-- begin --
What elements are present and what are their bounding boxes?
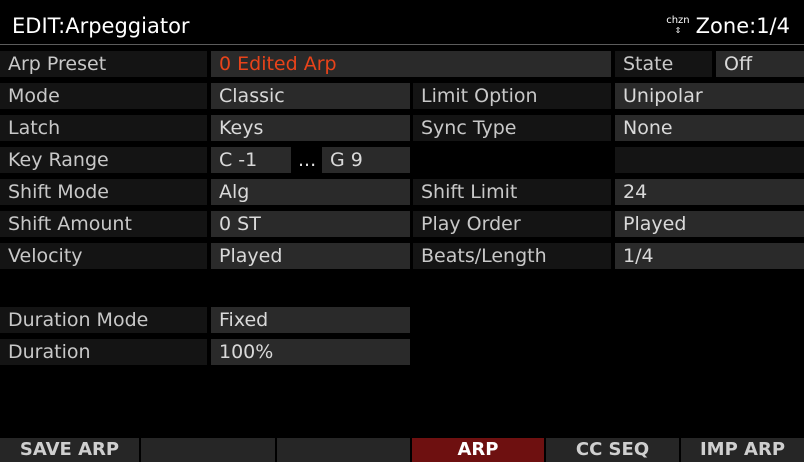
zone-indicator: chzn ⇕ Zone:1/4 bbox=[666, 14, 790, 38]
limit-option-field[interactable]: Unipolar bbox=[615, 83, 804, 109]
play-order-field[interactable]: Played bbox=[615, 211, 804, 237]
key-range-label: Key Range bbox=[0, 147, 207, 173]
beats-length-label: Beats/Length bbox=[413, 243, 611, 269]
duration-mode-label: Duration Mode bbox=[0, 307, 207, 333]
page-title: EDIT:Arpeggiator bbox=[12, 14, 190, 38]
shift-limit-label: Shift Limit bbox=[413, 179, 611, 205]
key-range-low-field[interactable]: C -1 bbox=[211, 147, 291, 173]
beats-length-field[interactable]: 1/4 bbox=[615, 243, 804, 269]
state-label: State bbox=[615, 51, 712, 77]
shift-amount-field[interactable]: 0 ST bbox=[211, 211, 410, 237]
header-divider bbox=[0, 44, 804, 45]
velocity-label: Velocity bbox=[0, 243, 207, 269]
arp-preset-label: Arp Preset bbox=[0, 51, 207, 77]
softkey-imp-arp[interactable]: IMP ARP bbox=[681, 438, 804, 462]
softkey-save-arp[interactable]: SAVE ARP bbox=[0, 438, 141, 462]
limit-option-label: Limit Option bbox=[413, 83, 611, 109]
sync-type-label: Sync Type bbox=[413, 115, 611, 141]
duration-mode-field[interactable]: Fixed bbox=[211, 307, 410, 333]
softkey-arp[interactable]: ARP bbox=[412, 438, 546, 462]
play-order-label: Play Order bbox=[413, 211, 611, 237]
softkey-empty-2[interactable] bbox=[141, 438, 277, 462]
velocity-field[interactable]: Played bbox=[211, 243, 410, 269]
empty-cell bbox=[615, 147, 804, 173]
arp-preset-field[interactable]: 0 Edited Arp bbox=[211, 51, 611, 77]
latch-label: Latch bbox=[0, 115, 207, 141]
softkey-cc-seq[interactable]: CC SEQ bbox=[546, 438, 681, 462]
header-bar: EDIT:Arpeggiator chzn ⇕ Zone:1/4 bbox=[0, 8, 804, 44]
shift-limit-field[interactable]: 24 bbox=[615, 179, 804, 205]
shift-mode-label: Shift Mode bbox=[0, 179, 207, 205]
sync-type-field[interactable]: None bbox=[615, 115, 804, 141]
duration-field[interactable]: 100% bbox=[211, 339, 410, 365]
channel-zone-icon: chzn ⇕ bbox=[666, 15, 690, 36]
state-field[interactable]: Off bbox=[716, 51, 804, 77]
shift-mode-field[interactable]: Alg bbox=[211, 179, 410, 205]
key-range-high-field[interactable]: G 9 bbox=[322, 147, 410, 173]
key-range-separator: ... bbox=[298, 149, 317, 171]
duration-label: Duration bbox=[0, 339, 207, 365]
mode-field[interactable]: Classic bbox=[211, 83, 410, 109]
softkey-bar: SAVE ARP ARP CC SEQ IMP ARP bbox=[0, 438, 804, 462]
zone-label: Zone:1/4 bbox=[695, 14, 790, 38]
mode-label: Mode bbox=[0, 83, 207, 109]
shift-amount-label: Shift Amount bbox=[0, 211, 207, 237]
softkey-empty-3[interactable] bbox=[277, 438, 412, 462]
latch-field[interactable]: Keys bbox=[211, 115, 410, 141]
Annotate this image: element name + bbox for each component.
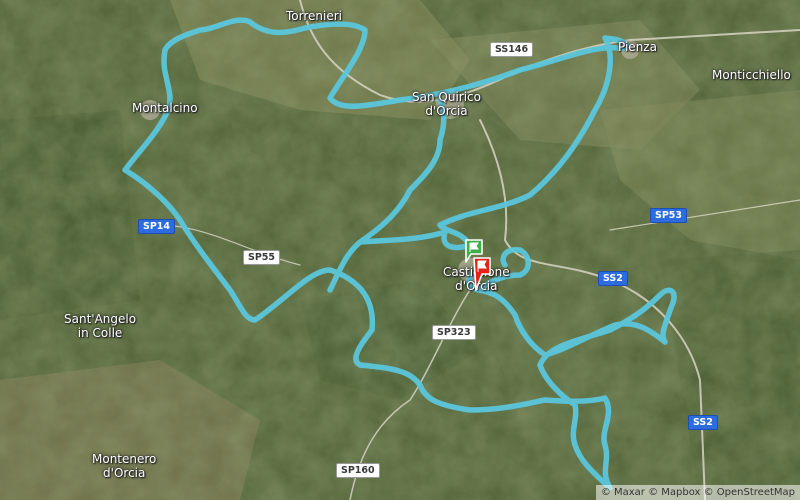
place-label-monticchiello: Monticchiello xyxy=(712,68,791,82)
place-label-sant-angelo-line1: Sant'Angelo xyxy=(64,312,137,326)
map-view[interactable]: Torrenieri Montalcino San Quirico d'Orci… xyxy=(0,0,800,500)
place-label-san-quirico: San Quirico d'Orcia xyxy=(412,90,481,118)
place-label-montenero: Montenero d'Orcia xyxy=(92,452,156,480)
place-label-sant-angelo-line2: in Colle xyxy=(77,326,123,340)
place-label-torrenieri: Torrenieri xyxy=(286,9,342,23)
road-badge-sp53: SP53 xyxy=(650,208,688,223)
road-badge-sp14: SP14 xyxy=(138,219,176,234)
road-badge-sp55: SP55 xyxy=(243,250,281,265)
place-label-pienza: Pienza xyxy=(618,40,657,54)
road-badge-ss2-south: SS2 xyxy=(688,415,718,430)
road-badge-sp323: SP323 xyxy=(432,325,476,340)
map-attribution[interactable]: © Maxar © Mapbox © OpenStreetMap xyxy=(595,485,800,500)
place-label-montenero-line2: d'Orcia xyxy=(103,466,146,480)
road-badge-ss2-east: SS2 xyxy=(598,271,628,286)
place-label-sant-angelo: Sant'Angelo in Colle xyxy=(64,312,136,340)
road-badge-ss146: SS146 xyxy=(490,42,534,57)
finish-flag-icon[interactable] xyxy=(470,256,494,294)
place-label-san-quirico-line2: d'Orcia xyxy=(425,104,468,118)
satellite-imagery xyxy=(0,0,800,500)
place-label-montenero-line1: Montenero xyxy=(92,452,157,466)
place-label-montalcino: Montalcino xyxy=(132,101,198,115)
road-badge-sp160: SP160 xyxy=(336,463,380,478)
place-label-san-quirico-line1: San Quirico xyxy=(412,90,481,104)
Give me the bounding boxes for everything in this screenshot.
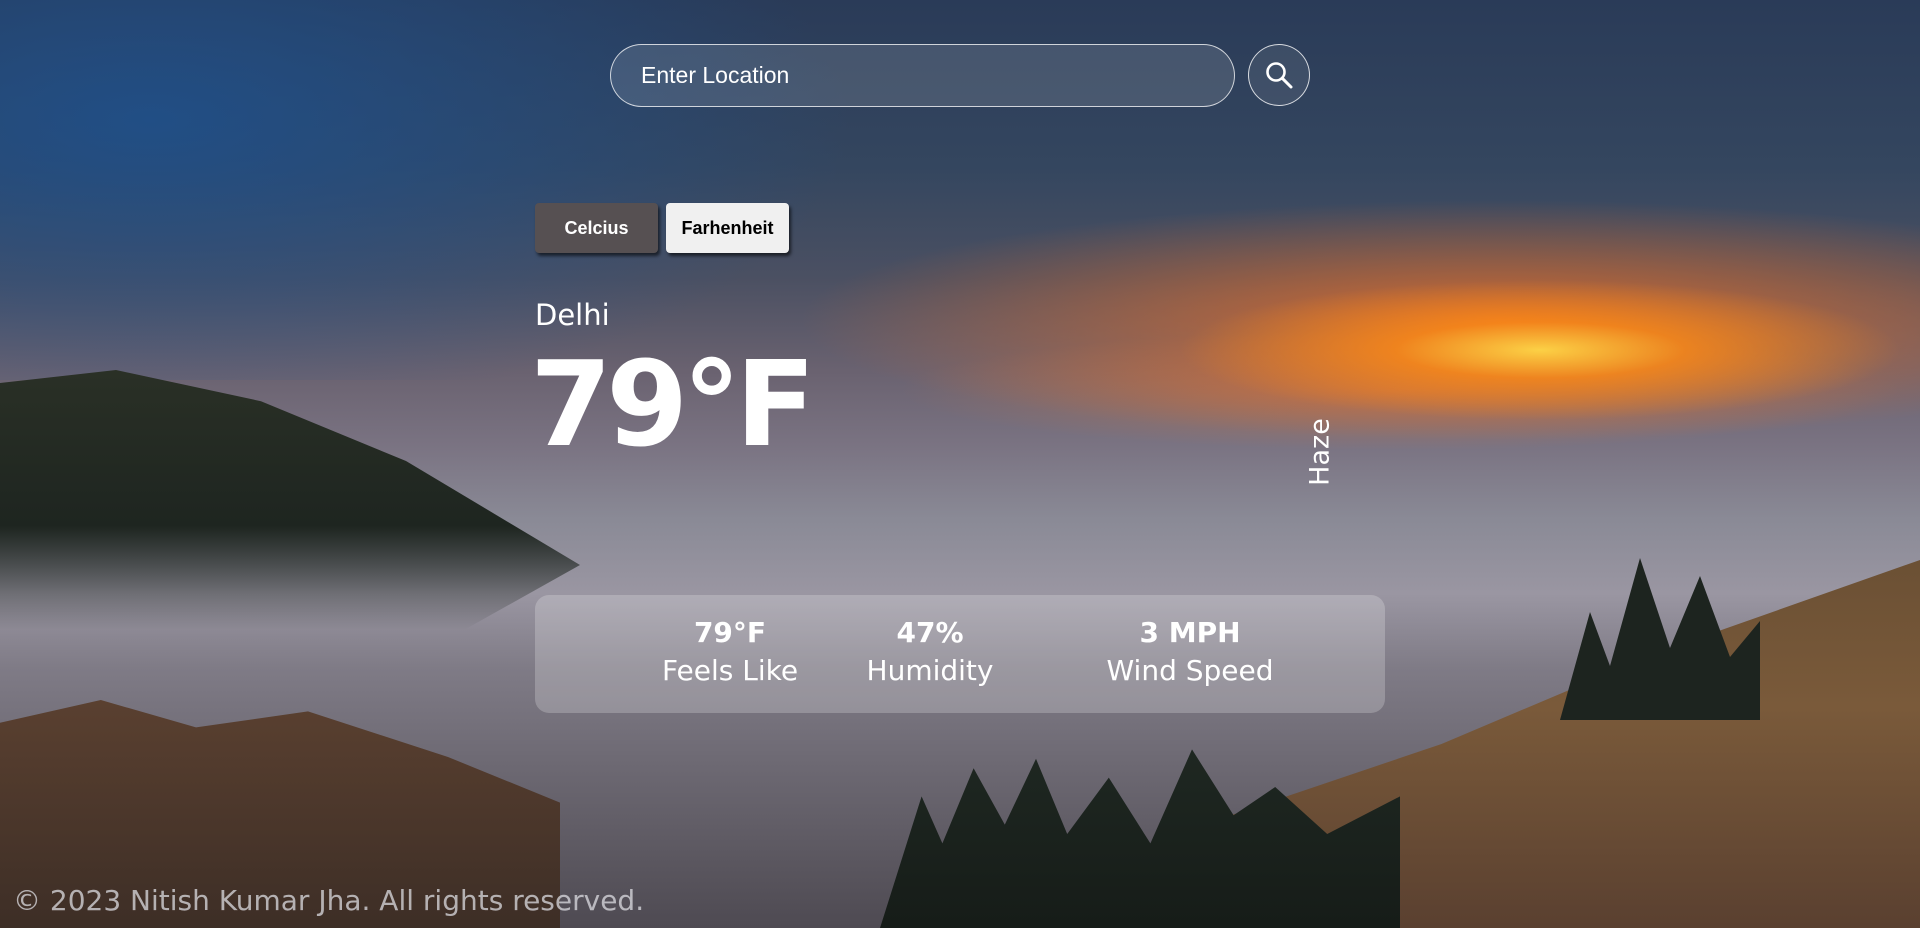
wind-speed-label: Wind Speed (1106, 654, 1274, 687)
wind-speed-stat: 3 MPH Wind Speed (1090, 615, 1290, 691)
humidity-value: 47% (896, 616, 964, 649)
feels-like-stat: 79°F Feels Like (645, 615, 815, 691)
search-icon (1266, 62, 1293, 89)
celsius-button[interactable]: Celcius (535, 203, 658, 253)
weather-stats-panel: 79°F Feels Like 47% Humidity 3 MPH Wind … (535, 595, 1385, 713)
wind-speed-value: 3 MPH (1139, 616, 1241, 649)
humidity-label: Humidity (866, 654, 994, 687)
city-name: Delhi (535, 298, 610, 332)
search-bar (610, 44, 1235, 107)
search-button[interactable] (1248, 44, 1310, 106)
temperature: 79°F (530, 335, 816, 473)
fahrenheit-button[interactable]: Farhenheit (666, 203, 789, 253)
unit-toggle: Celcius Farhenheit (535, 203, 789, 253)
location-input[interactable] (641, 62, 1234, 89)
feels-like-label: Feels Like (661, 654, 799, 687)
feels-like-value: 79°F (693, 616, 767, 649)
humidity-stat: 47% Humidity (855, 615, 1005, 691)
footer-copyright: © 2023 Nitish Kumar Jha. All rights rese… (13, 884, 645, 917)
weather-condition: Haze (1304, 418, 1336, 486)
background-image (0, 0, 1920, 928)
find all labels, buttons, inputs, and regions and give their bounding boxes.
-- end --
Task to complete: Copy out all of the records above word for word, omitting the pictures.

Result for this task:
What elements are present and what are their bounding boxes?
zone-indicator: chzn ⇕ Zone:1/4 bbox=[666, 14, 790, 38]
limit-option-field[interactable]: Unipolar bbox=[615, 83, 804, 109]
play-order-field[interactable]: Played bbox=[615, 211, 804, 237]
key-range-label: Key Range bbox=[0, 147, 207, 173]
beats-length-label: Beats/Length bbox=[413, 243, 611, 269]
duration-mode-label: Duration Mode bbox=[0, 307, 207, 333]
page-title: EDIT:Arpeggiator bbox=[12, 14, 190, 38]
shift-limit-label: Shift Limit bbox=[413, 179, 611, 205]
key-range-low-field[interactable]: C -1 bbox=[211, 147, 291, 173]
beats-length-field[interactable]: 1/4 bbox=[615, 243, 804, 269]
state-label: State bbox=[615, 51, 712, 77]
shift-amount-field[interactable]: 0 ST bbox=[211, 211, 410, 237]
header-divider bbox=[0, 44, 804, 45]
velocity-label: Velocity bbox=[0, 243, 207, 269]
arp-preset-label: Arp Preset bbox=[0, 51, 207, 77]
softkey-imp-arp[interactable]: IMP ARP bbox=[681, 438, 804, 462]
softkey-save-arp[interactable]: SAVE ARP bbox=[0, 438, 141, 462]
limit-option-label: Limit Option bbox=[413, 83, 611, 109]
sync-type-label: Sync Type bbox=[413, 115, 611, 141]
duration-mode-field[interactable]: Fixed bbox=[211, 307, 410, 333]
softkey-arp[interactable]: ARP bbox=[412, 438, 546, 462]
play-order-label: Play Order bbox=[413, 211, 611, 237]
softkey-empty-2[interactable] bbox=[141, 438, 277, 462]
velocity-field[interactable]: Played bbox=[211, 243, 410, 269]
empty-cell bbox=[615, 147, 804, 173]
arp-preset-field[interactable]: 0 Edited Arp bbox=[211, 51, 611, 77]
latch-label: Latch bbox=[0, 115, 207, 141]
softkey-cc-seq[interactable]: CC SEQ bbox=[546, 438, 681, 462]
header-bar: EDIT:Arpeggiator chzn ⇕ Zone:1/4 bbox=[0, 8, 804, 44]
shift-limit-field[interactable]: 24 bbox=[615, 179, 804, 205]
shift-mode-label: Shift Mode bbox=[0, 179, 207, 205]
sync-type-field[interactable]: None bbox=[615, 115, 804, 141]
duration-field[interactable]: 100% bbox=[211, 339, 410, 365]
channel-zone-icon: chzn ⇕ bbox=[666, 15, 690, 36]
state-field[interactable]: Off bbox=[716, 51, 804, 77]
shift-mode-field[interactable]: Alg bbox=[211, 179, 410, 205]
key-range-high-field[interactable]: G 9 bbox=[322, 147, 410, 173]
key-range-separator: ... bbox=[298, 149, 317, 171]
duration-label: Duration bbox=[0, 339, 207, 365]
mode-field[interactable]: Classic bbox=[211, 83, 410, 109]
softkey-bar: SAVE ARP ARP CC SEQ IMP ARP bbox=[0, 438, 804, 462]
zone-label: Zone:1/4 bbox=[695, 14, 790, 38]
mode-label: Mode bbox=[0, 83, 207, 109]
shift-amount-label: Shift Amount bbox=[0, 211, 207, 237]
softkey-empty-3[interactable] bbox=[277, 438, 412, 462]
latch-field[interactable]: Keys bbox=[211, 115, 410, 141]
Annotate this image: element name + bbox for each component.
place-label-monticchiello: Monticchiello xyxy=(712,68,791,82)
place-label-sant-angelo-line1: Sant'Angelo xyxy=(64,312,137,326)
map-view[interactable]: Torrenieri Montalcino San Quirico d'Orci… xyxy=(0,0,800,500)
place-label-san-quirico: San Quirico d'Orcia xyxy=(412,90,481,118)
place-label-montenero: Montenero d'Orcia xyxy=(92,452,156,480)
place-label-sant-angelo-line2: in Colle xyxy=(77,326,123,340)
place-label-torrenieri: Torrenieri xyxy=(286,9,342,23)
road-badge-sp53: SP53 xyxy=(650,208,688,223)
road-badge-sp14: SP14 xyxy=(138,219,176,234)
road-badge-sp55: SP55 xyxy=(243,250,281,265)
place-label-pienza: Pienza xyxy=(618,40,657,54)
road-badge-ss2-south: SS2 xyxy=(688,415,718,430)
road-badge-sp323: SP323 xyxy=(432,325,476,340)
map-attribution[interactable]: © Maxar © Mapbox © OpenStreetMap xyxy=(595,485,800,500)
place-label-montenero-line2: d'Orcia xyxy=(103,466,146,480)
road-badge-ss2-east: SS2 xyxy=(598,271,628,286)
place-label-sant-angelo: Sant'Angelo in Colle xyxy=(64,312,136,340)
road-badge-ss146: SS146 xyxy=(490,42,534,57)
finish-flag-icon[interactable] xyxy=(470,256,494,294)
place-label-san-quirico-line2: d'Orcia xyxy=(425,104,468,118)
satellite-imagery xyxy=(0,0,800,500)
place-label-montenero-line1: Montenero xyxy=(92,452,157,466)
place-label-montalcino: Montalcino xyxy=(132,101,198,115)
road-badge-sp160: SP160 xyxy=(336,463,380,478)
place-label-san-quirico-line1: San Quirico xyxy=(412,90,481,104)
Give me the bounding boxes for everything in this screenshot.
wind-speed-label: Wind Speed (1106, 654, 1274, 687)
wind-speed-stat: 3 MPH Wind Speed (1090, 615, 1290, 691)
humidity-value: 47% (896, 616, 964, 649)
feels-like-stat: 79°F Feels Like (645, 615, 815, 691)
search-icon (1266, 62, 1293, 89)
celsius-button[interactable]: Celcius (535, 203, 658, 253)
weather-stats-panel: 79°F Feels Like 47% Humidity 3 MPH Wind … (535, 595, 1385, 713)
wind-speed-value: 3 MPH (1139, 616, 1241, 649)
humidity-label: Humidity (866, 654, 994, 687)
city-name: Delhi (535, 298, 610, 332)
search-bar (610, 44, 1235, 107)
search-button[interactable] (1248, 44, 1310, 106)
temperature: 79°F (530, 335, 816, 473)
fahrenheit-button[interactable]: Farhenheit (666, 203, 789, 253)
unit-toggle: Celcius Farhenheit (535, 203, 789, 253)
location-input[interactable] (641, 62, 1234, 89)
feels-like-label: Feels Like (661, 654, 799, 687)
feels-like-value: 79°F (693, 616, 767, 649)
humidity-stat: 47% Humidity (855, 615, 1005, 691)
footer-copyright: © 2023 Nitish Kumar Jha. All rights rese… (13, 884, 645, 917)
weather-condition: Haze (1304, 418, 1336, 486)
background-image (0, 0, 1920, 928)
find all labels, buttons, inputs, and regions and give their bounding boxes.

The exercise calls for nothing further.